## What needs to be done:
Copy the data that follows, character for character, minus the pictures.

## Stored records:
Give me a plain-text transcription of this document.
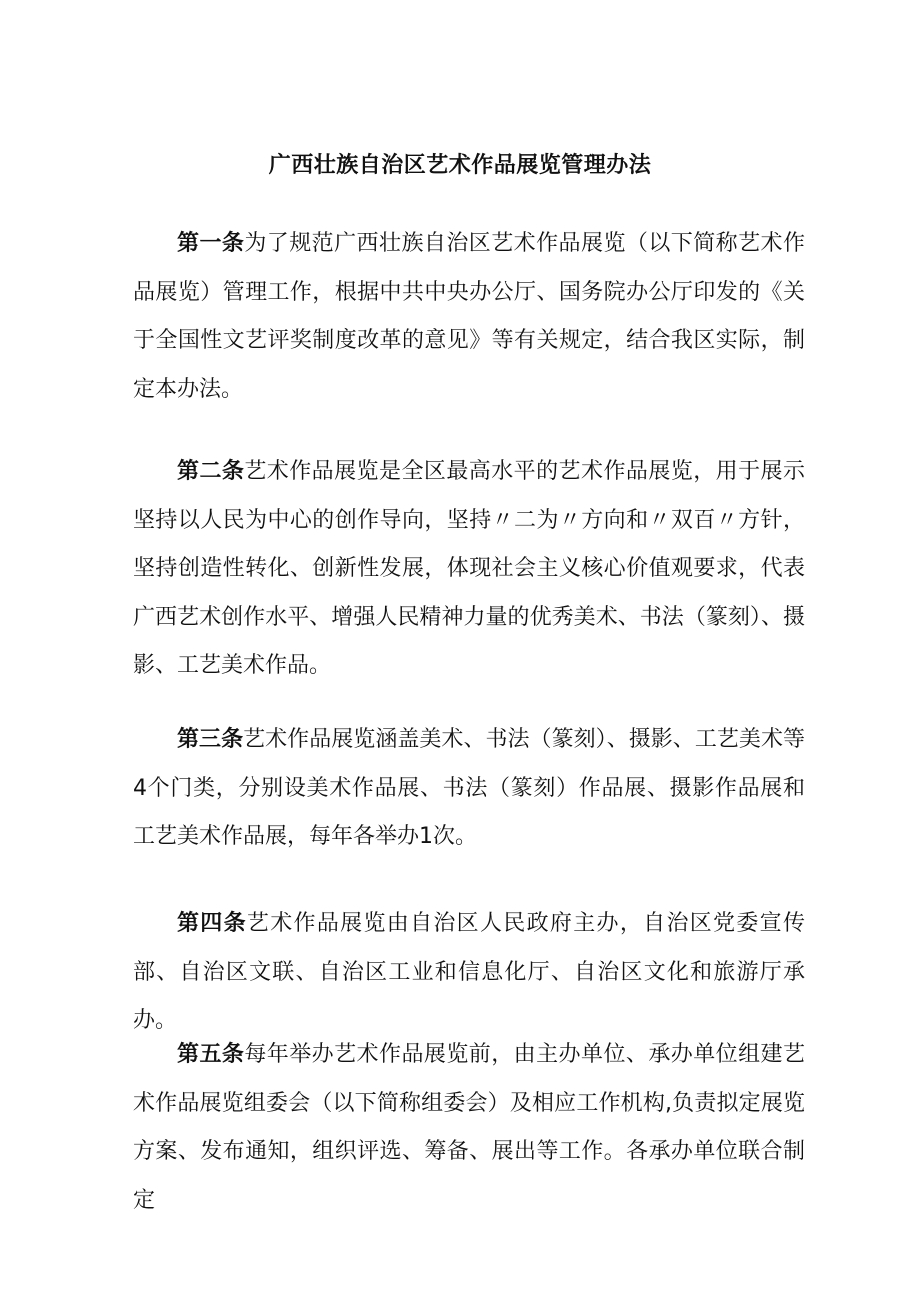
广西壮族自治区艺术作品展览管理办法

第一条为了规范广西壮族自治区艺术作品展览（以下简称艺术作品展览）管理工作，根据中共中央办公厅、国务院办公厅印发的《关于全国性文艺评奖制度改革的意见》等有关规定，结合我区实际，制定本办法。

第二条艺术作品展览是全区最高水平的艺术作品展览，用于展示坚持以人民为中心的创作导向，坚持〃二为〃方向和〃双百〃方针，坚持创造性转化、创新性发展，体现社会主义核心价值观要求，代表广西艺术创作水平、增强人民精神力量的优秀美术、书法（篆刻）、摄影、工艺美术作品。

第三条艺术作品展览涵盖美术、书法（篆刻）、摄影、工艺美术等4个门类，分别设美术作品展、书法（篆刻）作品展、摄影作品展和工艺美术作品展，每年各举办1次。

第四条艺术作品展览由自治区人民政府主办，自治区党委宣传部、自治区文联、自治区工业和信息化厅、自治区文化和旅游厅承办。

第五条每年举办艺术作品展览前，由主办单位、承办单位组建艺术作品展览组委会（以下简称组委会）及相应工作机构,负责拟定展览方案、发布通知，组织评选、筹备、展出等工作。各承办单位联合制定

## Problem solution:
Give me a plain-text transcription of this document.
广西壮族自治区艺术作品展览管理办法

第一条为了规范广西壮族自治区艺术作品展览（以下简称艺术作品展览）管理工作，根据中共中央办公厅、国务院办公厅印发的《关于全国性文艺评奖制度改革的意见》等有关规定，结合我区实际，制定本办法。

第二条艺术作品展览是全区最高水平的艺术作品展览，用于展示坚持以人民为中心的创作导向，坚持〃二为〃方向和〃双百〃方针，坚持创造性转化、创新性发展，体现社会主义核心价值观要求，代表广西艺术创作水平、增强人民精神力量的优秀美术、书法（篆刻）、摄影、工艺美术作品。

第三条艺术作品展览涵盖美术、书法（篆刻）、摄影、工艺美术等4个门类，分别设美术作品展、书法（篆刻）作品展、摄影作品展和工艺美术作品展，每年各举办1次。

第四条艺术作品展览由自治区人民政府主办，自治区党委宣传部、自治区文联、自治区工业和信息化厅、自治区文化和旅游厅承办。

第五条每年举办艺术作品展览前，由主办单位、承办单位组建艺术作品展览组委会（以下简称组委会）及相应工作机构,负责拟定展览方案、发布通知，组织评选、筹备、展出等工作。各承办单位联合制定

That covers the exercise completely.